Objective: Search the data for the string "Normal" and gather each line it is in.

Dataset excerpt
+--

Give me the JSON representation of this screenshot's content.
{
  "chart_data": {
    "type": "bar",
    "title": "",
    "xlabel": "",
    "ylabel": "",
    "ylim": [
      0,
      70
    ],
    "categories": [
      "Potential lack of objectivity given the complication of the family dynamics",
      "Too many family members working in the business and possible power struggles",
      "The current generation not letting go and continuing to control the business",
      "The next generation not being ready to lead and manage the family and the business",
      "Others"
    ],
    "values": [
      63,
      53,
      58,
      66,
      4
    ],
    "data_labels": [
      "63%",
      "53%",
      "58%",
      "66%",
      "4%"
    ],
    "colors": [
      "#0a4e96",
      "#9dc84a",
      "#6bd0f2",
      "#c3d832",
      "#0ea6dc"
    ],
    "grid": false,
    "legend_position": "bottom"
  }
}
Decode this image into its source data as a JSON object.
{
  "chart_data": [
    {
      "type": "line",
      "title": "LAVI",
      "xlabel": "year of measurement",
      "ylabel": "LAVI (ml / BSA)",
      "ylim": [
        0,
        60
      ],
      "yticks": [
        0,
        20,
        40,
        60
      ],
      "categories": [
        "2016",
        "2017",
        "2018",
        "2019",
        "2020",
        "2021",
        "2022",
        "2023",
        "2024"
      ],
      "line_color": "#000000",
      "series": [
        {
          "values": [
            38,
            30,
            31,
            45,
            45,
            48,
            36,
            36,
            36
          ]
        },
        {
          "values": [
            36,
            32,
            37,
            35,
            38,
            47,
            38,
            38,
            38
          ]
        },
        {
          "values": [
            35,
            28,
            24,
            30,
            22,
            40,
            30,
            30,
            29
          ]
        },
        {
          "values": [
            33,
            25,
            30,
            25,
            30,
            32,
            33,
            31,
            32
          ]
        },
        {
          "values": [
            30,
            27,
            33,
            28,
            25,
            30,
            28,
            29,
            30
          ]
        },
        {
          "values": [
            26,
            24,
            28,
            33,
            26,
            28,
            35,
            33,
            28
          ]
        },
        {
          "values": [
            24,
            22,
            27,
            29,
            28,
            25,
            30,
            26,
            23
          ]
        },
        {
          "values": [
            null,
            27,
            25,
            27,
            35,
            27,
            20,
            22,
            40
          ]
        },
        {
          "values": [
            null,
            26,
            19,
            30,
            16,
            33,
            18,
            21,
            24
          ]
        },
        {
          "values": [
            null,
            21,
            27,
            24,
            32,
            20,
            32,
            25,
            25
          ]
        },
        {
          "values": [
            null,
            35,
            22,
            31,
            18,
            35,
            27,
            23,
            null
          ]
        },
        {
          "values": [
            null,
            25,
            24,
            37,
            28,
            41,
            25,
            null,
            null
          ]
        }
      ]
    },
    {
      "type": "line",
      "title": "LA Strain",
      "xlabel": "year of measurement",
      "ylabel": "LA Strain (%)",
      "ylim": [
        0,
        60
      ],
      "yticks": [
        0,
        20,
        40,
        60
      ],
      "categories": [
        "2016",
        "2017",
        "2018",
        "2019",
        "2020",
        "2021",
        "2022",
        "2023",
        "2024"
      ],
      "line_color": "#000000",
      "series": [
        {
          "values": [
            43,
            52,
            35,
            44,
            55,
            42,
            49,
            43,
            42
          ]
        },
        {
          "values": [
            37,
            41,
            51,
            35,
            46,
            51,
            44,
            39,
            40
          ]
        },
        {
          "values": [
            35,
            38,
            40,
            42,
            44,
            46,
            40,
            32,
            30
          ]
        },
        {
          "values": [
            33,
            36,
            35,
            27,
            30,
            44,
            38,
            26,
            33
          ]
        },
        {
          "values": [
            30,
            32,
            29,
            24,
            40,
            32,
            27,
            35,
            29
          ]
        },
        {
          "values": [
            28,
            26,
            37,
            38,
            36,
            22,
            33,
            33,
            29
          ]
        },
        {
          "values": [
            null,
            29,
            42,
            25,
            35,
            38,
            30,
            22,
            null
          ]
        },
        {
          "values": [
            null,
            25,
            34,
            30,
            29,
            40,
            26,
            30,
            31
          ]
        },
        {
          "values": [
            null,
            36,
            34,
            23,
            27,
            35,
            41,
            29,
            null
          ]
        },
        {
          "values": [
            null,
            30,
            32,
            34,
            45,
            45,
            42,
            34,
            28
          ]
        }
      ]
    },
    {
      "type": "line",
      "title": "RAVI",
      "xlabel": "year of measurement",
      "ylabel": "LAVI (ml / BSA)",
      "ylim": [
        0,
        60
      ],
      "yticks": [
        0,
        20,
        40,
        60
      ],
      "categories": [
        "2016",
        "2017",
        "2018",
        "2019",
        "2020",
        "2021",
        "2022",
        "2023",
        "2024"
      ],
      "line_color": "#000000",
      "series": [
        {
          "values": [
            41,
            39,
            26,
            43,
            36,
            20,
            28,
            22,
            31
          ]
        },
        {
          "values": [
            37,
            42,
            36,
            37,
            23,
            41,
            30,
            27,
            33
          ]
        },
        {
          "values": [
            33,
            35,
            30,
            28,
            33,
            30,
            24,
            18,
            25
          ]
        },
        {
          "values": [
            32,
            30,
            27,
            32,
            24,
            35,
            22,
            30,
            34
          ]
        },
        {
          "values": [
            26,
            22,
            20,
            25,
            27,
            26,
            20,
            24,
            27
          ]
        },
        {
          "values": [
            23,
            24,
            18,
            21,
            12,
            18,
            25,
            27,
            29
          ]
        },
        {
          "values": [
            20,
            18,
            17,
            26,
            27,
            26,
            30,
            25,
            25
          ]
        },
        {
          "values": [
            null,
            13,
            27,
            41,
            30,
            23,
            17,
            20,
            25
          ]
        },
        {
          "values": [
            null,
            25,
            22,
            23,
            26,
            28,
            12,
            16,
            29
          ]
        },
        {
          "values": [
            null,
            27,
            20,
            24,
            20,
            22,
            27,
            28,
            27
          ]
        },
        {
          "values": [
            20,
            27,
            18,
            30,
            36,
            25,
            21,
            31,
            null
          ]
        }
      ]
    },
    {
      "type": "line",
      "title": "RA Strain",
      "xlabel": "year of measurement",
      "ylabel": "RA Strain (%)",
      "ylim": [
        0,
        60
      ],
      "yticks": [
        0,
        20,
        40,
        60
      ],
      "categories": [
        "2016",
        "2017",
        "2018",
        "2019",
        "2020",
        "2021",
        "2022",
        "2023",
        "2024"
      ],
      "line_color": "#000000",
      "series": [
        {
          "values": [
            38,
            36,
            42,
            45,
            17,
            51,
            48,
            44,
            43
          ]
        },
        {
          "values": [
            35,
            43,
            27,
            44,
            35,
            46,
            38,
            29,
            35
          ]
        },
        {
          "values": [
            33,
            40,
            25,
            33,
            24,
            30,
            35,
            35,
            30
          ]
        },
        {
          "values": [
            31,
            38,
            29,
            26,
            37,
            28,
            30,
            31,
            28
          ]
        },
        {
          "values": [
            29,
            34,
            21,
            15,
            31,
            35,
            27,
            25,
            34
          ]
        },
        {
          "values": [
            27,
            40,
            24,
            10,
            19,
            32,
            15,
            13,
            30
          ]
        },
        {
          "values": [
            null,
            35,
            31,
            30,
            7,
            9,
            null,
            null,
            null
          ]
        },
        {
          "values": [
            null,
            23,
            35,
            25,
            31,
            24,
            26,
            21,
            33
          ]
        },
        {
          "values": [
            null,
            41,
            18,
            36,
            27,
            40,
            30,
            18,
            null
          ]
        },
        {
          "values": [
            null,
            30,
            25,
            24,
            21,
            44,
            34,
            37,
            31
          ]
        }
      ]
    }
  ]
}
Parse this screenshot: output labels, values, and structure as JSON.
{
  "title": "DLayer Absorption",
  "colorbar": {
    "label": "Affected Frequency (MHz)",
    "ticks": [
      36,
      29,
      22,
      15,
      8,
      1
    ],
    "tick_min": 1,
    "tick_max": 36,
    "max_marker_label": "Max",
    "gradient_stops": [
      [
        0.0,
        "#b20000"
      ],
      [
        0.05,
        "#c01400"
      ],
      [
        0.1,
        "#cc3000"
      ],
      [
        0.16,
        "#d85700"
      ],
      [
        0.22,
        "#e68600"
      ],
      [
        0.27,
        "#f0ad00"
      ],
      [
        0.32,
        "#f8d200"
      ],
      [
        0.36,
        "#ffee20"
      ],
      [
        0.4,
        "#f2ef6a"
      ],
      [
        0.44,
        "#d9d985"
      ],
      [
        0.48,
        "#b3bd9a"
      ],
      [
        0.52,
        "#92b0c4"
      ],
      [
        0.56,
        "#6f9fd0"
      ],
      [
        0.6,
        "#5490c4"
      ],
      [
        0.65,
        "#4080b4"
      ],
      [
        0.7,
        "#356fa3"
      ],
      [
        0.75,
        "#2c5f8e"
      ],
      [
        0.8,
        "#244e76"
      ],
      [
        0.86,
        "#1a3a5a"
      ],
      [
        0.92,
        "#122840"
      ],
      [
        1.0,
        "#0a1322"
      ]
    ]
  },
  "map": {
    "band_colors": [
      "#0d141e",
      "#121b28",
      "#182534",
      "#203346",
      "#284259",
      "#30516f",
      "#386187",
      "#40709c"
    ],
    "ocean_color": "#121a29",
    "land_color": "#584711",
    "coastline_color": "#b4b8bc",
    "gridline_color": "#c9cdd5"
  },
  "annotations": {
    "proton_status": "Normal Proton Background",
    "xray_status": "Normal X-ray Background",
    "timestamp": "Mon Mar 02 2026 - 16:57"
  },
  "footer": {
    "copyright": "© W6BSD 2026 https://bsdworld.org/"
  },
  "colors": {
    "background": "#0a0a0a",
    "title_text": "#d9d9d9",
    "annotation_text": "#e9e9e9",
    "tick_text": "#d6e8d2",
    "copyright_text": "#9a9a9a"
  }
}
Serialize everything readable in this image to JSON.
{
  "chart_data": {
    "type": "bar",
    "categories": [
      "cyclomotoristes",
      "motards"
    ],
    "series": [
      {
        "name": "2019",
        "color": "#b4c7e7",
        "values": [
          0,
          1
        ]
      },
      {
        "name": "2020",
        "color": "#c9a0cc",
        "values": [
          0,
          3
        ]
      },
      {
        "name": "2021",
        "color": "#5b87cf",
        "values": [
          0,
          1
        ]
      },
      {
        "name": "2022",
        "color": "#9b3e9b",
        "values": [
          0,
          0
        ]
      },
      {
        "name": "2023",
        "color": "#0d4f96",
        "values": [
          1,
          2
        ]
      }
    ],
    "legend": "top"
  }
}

+--

Full solution:
    "proton_status": "Normal Proton Background",
    "xray_status": "Normal X-ray Background",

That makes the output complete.